Collect each line of the records containing the string "Fe₂O₃".

[Entries taken from a collection]
··········

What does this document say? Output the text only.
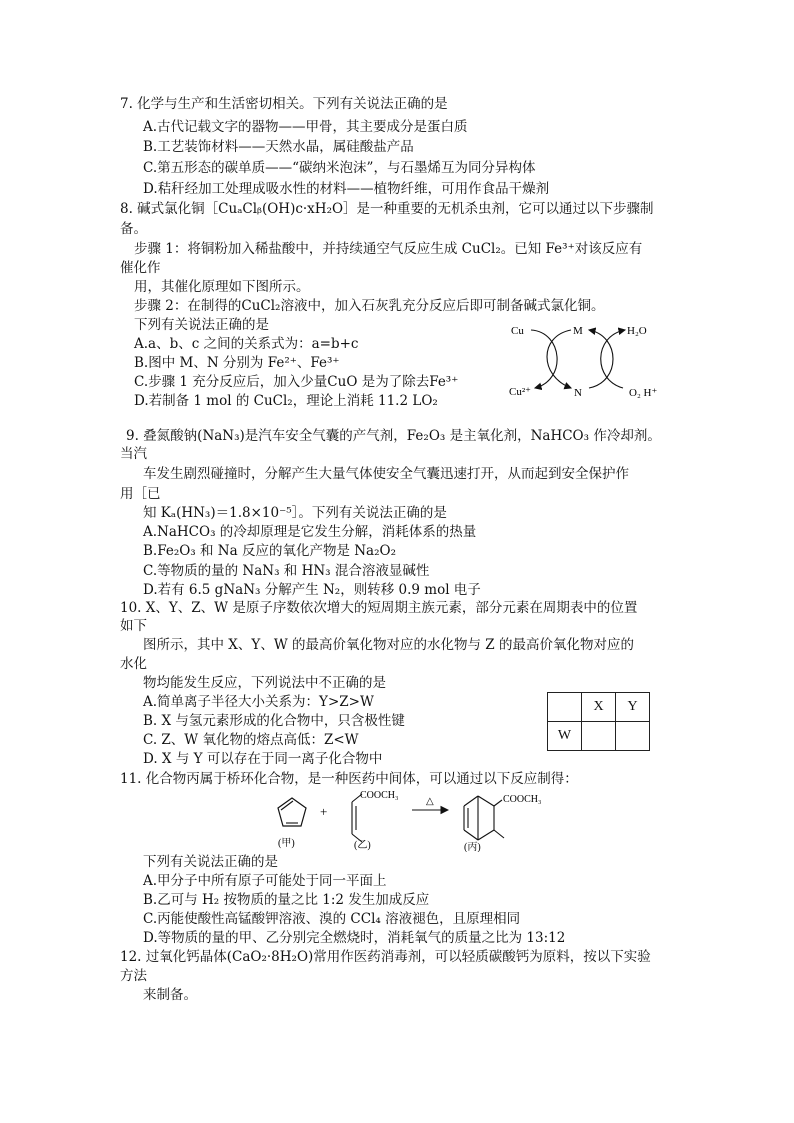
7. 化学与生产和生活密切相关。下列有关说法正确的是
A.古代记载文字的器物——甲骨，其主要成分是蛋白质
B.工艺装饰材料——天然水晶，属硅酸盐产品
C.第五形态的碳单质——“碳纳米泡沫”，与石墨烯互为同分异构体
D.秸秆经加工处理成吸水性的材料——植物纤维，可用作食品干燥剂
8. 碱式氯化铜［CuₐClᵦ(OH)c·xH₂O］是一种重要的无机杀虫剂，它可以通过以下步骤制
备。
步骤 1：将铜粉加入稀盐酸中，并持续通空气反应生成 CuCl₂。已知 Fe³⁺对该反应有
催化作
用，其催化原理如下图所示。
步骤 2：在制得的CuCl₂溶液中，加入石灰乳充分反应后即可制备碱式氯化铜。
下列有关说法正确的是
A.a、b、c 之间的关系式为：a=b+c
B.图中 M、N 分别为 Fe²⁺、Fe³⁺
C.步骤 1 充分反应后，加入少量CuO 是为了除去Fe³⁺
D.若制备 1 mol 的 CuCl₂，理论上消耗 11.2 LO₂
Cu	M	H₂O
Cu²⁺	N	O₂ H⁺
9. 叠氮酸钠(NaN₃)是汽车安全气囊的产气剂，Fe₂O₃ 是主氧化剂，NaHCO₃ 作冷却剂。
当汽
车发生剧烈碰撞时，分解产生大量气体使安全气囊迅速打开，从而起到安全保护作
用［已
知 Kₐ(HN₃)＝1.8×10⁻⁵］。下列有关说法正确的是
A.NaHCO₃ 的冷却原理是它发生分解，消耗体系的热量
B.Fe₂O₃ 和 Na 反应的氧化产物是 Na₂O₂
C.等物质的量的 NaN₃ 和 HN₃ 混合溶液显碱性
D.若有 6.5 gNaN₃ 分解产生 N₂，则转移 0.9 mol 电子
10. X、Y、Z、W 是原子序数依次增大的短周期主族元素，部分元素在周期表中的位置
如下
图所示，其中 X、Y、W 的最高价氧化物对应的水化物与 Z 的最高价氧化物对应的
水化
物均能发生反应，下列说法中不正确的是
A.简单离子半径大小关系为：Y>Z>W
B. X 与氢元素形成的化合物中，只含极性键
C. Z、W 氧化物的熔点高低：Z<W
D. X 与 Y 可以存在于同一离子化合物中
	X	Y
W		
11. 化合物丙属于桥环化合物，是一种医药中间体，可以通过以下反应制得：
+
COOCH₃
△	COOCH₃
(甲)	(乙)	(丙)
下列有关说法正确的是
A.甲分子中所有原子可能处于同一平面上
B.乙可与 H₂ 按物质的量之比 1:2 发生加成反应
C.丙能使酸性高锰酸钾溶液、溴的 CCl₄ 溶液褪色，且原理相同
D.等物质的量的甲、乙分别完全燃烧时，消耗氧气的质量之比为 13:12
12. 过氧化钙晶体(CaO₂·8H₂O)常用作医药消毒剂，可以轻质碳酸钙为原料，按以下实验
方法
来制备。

··········

Solution for this exercise:
9. 叠氮酸钠(NaN₃)是汽车安全气囊的产气剂，Fe₂O₃ 是主氧化剂，NaHCO₃ 作冷却剂。
B.Fe₂O₃ 和 Na 反应的氧化产物是 Na₂O₂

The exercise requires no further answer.